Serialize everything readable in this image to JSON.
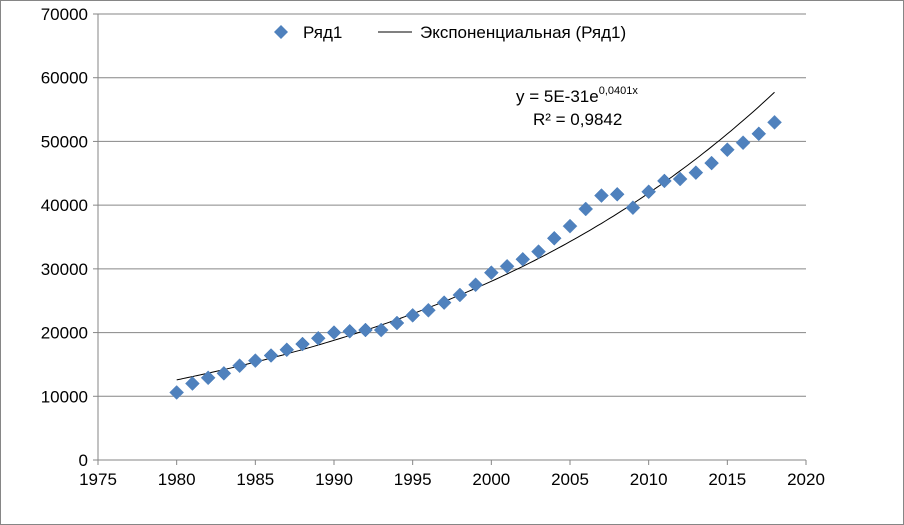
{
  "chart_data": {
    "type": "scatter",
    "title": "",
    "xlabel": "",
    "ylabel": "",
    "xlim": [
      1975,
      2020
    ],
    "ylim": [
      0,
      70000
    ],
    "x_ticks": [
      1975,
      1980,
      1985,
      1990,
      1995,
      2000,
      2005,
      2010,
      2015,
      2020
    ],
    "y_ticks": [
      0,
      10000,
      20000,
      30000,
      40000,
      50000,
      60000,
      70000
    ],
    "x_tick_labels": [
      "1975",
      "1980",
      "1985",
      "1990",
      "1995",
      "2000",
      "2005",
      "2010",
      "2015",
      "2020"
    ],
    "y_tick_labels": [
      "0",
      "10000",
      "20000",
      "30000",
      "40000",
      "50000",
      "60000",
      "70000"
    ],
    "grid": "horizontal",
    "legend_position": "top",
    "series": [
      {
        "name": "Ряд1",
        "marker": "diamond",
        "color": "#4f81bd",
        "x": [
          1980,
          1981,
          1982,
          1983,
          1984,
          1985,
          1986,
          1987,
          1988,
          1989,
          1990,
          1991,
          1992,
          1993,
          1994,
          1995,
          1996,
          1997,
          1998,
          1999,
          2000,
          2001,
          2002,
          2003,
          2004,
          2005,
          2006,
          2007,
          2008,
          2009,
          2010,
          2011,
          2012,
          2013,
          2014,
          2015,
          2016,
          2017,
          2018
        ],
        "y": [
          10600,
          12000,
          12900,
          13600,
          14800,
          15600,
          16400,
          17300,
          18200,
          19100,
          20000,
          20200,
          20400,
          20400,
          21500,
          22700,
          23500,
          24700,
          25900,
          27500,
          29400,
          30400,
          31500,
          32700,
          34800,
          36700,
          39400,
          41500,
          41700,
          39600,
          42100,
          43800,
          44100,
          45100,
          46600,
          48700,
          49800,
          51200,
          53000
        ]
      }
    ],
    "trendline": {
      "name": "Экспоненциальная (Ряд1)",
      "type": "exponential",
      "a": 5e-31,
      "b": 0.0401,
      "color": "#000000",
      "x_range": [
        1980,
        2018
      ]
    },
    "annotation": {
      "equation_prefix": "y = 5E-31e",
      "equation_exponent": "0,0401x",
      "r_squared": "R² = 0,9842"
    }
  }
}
● ● ● ● ●
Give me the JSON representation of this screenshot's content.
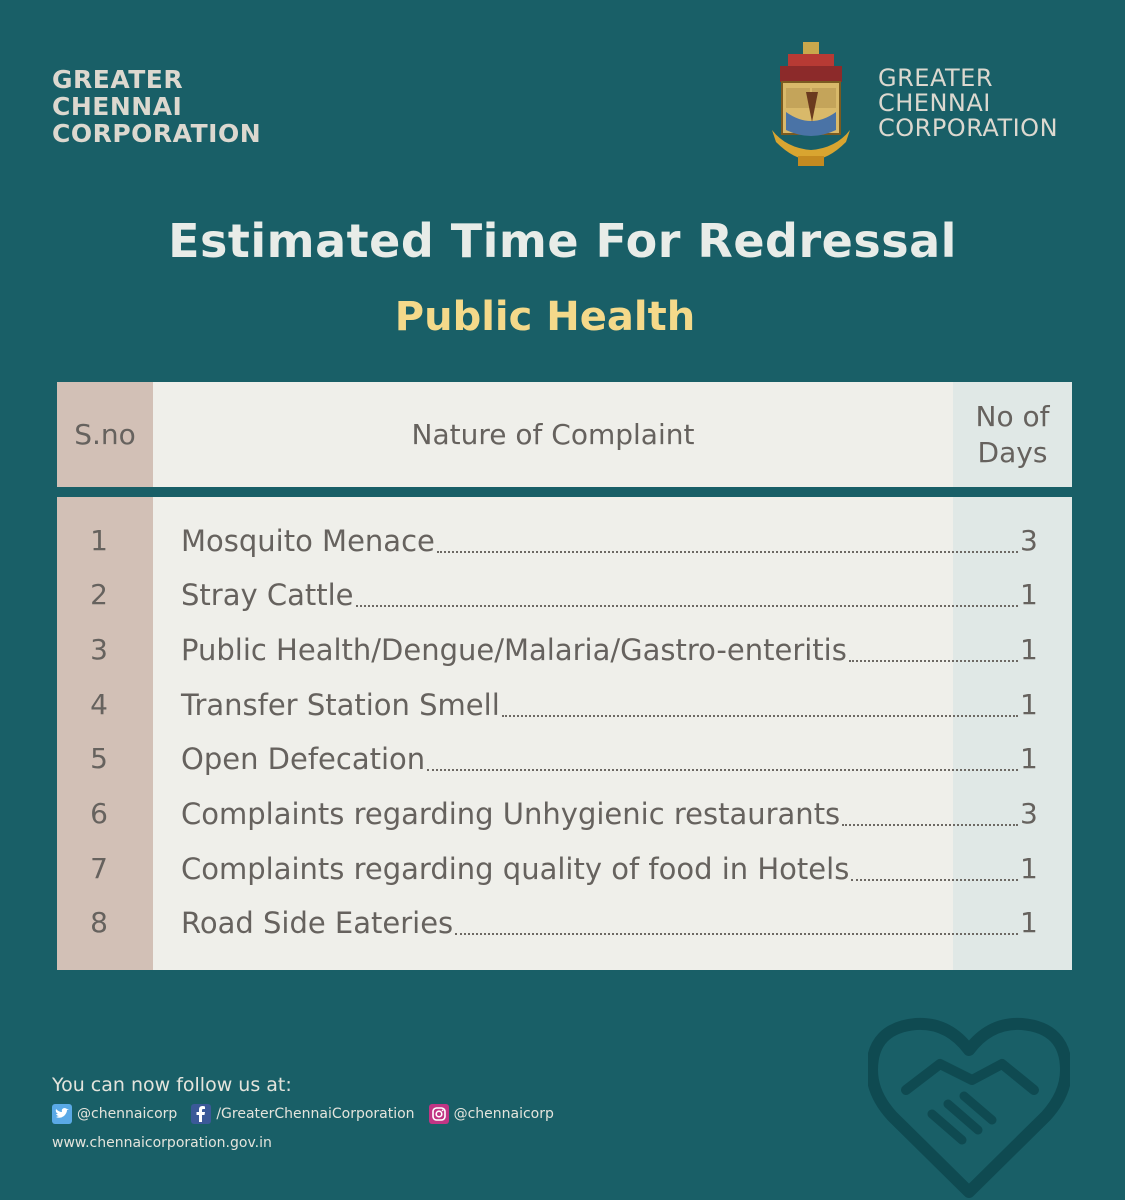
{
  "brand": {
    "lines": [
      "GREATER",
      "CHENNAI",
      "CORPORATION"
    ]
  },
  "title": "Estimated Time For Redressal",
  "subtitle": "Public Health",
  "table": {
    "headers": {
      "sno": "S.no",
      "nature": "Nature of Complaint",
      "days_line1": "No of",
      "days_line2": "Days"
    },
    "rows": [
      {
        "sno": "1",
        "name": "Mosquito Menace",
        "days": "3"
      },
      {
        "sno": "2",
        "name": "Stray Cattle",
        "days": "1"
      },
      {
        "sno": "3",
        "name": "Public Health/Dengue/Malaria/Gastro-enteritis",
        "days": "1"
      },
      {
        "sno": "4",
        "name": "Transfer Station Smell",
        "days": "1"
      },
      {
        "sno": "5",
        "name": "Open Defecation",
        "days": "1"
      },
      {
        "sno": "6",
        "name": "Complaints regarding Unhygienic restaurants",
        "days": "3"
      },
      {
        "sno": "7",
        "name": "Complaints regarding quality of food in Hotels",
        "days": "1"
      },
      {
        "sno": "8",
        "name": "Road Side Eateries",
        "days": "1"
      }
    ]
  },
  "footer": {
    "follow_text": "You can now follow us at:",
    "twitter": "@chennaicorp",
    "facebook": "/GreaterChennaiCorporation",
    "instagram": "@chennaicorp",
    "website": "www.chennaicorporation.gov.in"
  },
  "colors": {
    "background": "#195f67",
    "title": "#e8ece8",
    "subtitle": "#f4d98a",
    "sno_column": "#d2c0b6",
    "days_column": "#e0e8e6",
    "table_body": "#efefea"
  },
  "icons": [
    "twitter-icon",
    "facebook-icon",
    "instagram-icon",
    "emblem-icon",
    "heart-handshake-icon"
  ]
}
● ● ● ● ●
__Do this__:
Wherever "regarding" shows up in a line, copy that line.

__Written answer__:
        "name": "Complaints regarding Unhygienic restaurants",
        "name": "Complaints regarding quality of food in Hotels",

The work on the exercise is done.